## Requirements
Gather all lines containing the string "That" and copy them out.

## Record list
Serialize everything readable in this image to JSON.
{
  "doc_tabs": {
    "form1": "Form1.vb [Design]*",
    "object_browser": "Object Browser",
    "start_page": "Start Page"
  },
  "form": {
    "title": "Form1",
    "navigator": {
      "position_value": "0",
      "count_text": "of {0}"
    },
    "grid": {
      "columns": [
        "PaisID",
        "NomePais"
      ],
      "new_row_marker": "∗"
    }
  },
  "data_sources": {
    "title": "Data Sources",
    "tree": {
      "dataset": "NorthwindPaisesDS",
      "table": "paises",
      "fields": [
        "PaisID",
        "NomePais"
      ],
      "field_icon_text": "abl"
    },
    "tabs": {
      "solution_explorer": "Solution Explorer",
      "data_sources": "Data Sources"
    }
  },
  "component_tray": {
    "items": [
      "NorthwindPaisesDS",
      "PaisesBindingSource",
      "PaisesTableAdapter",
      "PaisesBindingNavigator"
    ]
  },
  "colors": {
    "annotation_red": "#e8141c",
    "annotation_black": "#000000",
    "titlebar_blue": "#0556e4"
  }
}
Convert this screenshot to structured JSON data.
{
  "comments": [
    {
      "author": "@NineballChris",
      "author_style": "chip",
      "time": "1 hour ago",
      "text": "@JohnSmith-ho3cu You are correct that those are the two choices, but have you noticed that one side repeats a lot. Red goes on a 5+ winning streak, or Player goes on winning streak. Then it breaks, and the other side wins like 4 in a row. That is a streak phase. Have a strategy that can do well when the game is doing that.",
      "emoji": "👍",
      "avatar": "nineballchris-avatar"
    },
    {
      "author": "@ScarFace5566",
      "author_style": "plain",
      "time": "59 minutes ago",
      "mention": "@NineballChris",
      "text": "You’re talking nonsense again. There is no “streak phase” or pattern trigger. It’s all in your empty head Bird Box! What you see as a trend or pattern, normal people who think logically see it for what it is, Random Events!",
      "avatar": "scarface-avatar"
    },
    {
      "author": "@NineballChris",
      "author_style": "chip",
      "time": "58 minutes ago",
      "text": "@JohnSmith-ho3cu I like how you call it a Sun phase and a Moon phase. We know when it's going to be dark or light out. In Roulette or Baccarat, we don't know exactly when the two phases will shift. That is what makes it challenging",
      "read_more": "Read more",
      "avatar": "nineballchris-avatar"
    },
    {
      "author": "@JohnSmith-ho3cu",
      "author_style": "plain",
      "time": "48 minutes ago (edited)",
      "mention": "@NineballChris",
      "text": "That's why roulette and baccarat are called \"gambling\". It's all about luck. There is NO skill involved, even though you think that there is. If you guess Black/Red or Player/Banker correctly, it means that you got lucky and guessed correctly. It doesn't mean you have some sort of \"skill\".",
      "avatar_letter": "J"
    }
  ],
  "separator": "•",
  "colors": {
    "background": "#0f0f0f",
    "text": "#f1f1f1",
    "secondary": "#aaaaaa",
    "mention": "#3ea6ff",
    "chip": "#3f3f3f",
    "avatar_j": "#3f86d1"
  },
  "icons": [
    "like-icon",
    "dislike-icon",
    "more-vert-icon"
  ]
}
--
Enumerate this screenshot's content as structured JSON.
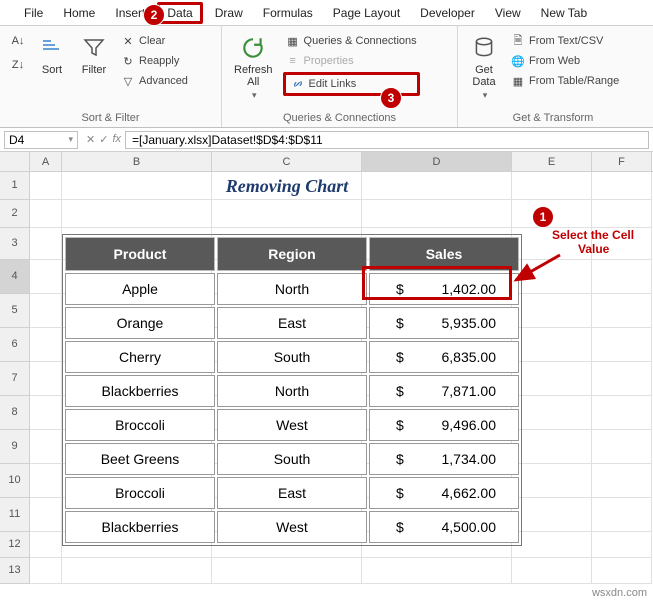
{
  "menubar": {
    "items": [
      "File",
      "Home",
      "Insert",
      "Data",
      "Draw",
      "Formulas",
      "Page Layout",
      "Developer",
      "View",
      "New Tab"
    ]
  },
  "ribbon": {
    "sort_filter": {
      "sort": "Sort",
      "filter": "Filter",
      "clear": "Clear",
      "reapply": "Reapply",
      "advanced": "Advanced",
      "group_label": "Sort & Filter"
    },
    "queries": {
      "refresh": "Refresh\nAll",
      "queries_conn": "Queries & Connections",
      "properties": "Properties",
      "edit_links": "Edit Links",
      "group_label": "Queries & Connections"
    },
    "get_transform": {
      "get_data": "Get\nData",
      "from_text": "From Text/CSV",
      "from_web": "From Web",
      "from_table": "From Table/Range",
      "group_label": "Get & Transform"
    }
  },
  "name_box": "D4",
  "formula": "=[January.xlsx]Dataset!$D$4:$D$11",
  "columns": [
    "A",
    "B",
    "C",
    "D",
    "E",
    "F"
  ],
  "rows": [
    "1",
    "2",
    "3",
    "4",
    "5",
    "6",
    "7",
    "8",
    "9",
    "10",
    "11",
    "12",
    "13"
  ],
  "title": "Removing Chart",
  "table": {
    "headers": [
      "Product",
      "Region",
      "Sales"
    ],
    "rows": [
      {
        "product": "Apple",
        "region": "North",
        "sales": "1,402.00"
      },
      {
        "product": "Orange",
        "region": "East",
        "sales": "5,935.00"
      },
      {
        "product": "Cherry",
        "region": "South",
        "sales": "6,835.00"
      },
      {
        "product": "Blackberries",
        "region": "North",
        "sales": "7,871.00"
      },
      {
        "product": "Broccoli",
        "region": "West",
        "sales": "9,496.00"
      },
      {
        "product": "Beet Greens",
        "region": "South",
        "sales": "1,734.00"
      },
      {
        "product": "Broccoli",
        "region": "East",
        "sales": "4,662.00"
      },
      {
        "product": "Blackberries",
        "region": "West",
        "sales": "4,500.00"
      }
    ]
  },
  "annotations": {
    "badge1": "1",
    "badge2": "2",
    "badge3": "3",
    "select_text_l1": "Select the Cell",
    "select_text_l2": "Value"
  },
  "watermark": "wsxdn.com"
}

## Task solution
      "text": "@JohnSmith-ho3cu You are correct that those are the two choices, but have you noticed that one side repeats a lot. Red goes on a 5+ winning streak, or Player goes on winning streak. Then it breaks, and the other side wins like 4 in a row. That is a streak phase. Have a strategy that can do well when the game is doing that.",
      "text": "@JohnSmith-ho3cu I like how you call it a Sun phase and a Moon phase. We know when it's going to be dark or light out. In Roulette or Baccarat, we don't know exactly when the two phases will shift. That is what makes it challenging",
      "text": "That's why roulette and baccarat are called \"gambling\". It's all about luck. There is NO skill involved, even though you think that there is. If you guess Black/Red or Player/Banker correctly, it means that you got lucky and guessed correctly. It doesn't mean you have some sort of \"skill\".",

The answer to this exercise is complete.